Collection entries —

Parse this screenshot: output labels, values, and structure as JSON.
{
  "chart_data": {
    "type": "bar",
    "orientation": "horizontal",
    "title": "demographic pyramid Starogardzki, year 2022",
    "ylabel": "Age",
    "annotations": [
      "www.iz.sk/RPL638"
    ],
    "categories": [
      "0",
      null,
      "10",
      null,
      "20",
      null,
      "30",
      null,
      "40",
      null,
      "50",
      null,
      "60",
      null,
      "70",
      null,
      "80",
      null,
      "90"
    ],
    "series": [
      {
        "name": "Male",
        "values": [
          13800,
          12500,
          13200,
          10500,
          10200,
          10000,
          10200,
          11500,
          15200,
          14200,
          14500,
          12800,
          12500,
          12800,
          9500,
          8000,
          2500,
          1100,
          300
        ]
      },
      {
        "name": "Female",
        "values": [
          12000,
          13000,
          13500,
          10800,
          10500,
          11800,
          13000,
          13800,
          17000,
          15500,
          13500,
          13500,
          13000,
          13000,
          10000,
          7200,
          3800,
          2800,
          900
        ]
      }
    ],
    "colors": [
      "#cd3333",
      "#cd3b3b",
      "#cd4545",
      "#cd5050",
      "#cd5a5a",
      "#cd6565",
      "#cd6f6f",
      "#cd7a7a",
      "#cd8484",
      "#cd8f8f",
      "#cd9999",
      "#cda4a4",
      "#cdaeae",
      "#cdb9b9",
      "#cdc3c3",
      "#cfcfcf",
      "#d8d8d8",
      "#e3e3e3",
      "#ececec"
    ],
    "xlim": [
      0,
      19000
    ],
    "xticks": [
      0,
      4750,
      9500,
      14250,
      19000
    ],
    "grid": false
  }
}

PROBLEM TO SOLVE —
Please repeat the listing above in full and exactly.

SOLUTION FOR THIS PROBLEM —
Parse this screenshot: output labels, values, and structure as JSON.
{
  "chart_data": {
    "type": "bar",
    "orientation": "horizontal",
    "title": "demographic pyramid Starogardzki, year 2022",
    "ylabel": "Age",
    "annotations": [
      "www.iz.sk/RPL638"
    ],
    "categories": [
      "0",
      null,
      "10",
      null,
      "20",
      null,
      "30",
      null,
      "40",
      null,
      "50",
      null,
      "60",
      null,
      "70",
      null,
      "80",
      null,
      "90"
    ],
    "series": [
      {
        "name": "Male",
        "values": [
          13800,
          12500,
          13200,
          10500,
          10200,
          10000,
          10200,
          11500,
          15200,
          14200,
          14500,
          12800,
          12500,
          12800,
          9500,
          8000,
          2500,
          1100,
          300
        ]
      },
      {
        "name": "Female",
        "values": [
          12000,
          13000,
          13500,
          10800,
          10500,
          11800,
          13000,
          13800,
          17000,
          15500,
          13500,
          13500,
          13000,
          13000,
          10000,
          7200,
          3800,
          2800,
          900
        ]
      }
    ],
    "colors": [
      "#cd3333",
      "#cd3b3b",
      "#cd4545",
      "#cd5050",
      "#cd5a5a",
      "#cd6565",
      "#cd6f6f",
      "#cd7a7a",
      "#cd8484",
      "#cd8f8f",
      "#cd9999",
      "#cda4a4",
      "#cdaeae",
      "#cdb9b9",
      "#cdc3c3",
      "#cfcfcf",
      "#d8d8d8",
      "#e3e3e3",
      "#ececec"
    ],
    "xlim": [
      0,
      19000
    ],
    "xticks": [
      0,
      4750,
      9500,
      14250,
      19000
    ],
    "grid": false
  }
}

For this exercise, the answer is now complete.